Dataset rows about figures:
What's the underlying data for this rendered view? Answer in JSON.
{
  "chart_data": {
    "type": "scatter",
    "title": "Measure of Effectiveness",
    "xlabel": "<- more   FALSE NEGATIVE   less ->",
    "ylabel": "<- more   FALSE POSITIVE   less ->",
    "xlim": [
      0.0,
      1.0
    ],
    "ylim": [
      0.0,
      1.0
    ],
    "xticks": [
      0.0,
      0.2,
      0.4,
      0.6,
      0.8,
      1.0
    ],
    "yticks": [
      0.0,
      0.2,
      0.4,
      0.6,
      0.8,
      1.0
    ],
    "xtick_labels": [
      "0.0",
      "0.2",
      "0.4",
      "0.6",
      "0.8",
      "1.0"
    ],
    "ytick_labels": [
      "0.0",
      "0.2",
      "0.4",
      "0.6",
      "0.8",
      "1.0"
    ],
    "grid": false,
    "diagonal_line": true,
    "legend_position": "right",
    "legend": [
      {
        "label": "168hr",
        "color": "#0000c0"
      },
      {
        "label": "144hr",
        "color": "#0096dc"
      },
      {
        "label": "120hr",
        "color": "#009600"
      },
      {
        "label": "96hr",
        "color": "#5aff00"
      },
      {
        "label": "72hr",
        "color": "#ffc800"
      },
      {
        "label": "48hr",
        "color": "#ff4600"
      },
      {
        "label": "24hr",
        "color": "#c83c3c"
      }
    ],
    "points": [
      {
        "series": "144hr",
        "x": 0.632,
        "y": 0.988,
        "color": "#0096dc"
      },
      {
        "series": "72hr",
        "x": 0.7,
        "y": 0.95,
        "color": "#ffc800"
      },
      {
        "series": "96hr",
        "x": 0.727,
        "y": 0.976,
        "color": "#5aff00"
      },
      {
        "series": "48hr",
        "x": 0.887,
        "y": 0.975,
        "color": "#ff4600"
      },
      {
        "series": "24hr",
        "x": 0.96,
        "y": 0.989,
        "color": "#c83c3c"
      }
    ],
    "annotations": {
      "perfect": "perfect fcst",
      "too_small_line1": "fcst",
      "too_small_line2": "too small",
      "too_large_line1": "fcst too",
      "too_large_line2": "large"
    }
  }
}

* **AIM OF THE EXERCISE**
Write the whole listing out again. Keep every line exactly as it is.

* **ANSWER BELOW**
What's the underlying data for this rendered view? Answer in JSON.
{
  "chart_data": {
    "type": "scatter",
    "title": "Measure of Effectiveness",
    "xlabel": "<- more   FALSE NEGATIVE   less ->",
    "ylabel": "<- more   FALSE POSITIVE   less ->",
    "xlim": [
      0.0,
      1.0
    ],
    "ylim": [
      0.0,
      1.0
    ],
    "xticks": [
      0.0,
      0.2,
      0.4,
      0.6,
      0.8,
      1.0
    ],
    "yticks": [
      0.0,
      0.2,
      0.4,
      0.6,
      0.8,
      1.0
    ],
    "xtick_labels": [
      "0.0",
      "0.2",
      "0.4",
      "0.6",
      "0.8",
      "1.0"
    ],
    "ytick_labels": [
      "0.0",
      "0.2",
      "0.4",
      "0.6",
      "0.8",
      "1.0"
    ],
    "grid": false,
    "diagonal_line": true,
    "legend_position": "right",
    "legend": [
      {
        "label": "168hr",
        "color": "#0000c0"
      },
      {
        "label": "144hr",
        "color": "#0096dc"
      },
      {
        "label": "120hr",
        "color": "#009600"
      },
      {
        "label": "96hr",
        "color": "#5aff00"
      },
      {
        "label": "72hr",
        "color": "#ffc800"
      },
      {
        "label": "48hr",
        "color": "#ff4600"
      },
      {
        "label": "24hr",
        "color": "#c83c3c"
      }
    ],
    "points": [
      {
        "series": "144hr",
        "x": 0.632,
        "y": 0.988,
        "color": "#0096dc"
      },
      {
        "series": "72hr",
        "x": 0.7,
        "y": 0.95,
        "color": "#ffc800"
      },
      {
        "series": "96hr",
        "x": 0.727,
        "y": 0.976,
        "color": "#5aff00"
      },
      {
        "series": "48hr",
        "x": 0.887,
        "y": 0.975,
        "color": "#ff4600"
      },
      {
        "series": "24hr",
        "x": 0.96,
        "y": 0.989,
        "color": "#c83c3c"
      }
    ],
    "annotations": {
      "perfect": "perfect fcst",
      "too_small_line1": "fcst",
      "too_small_line2": "too small",
      "too_large_line1": "fcst too",
      "too_large_line2": "large"
    }
  }
}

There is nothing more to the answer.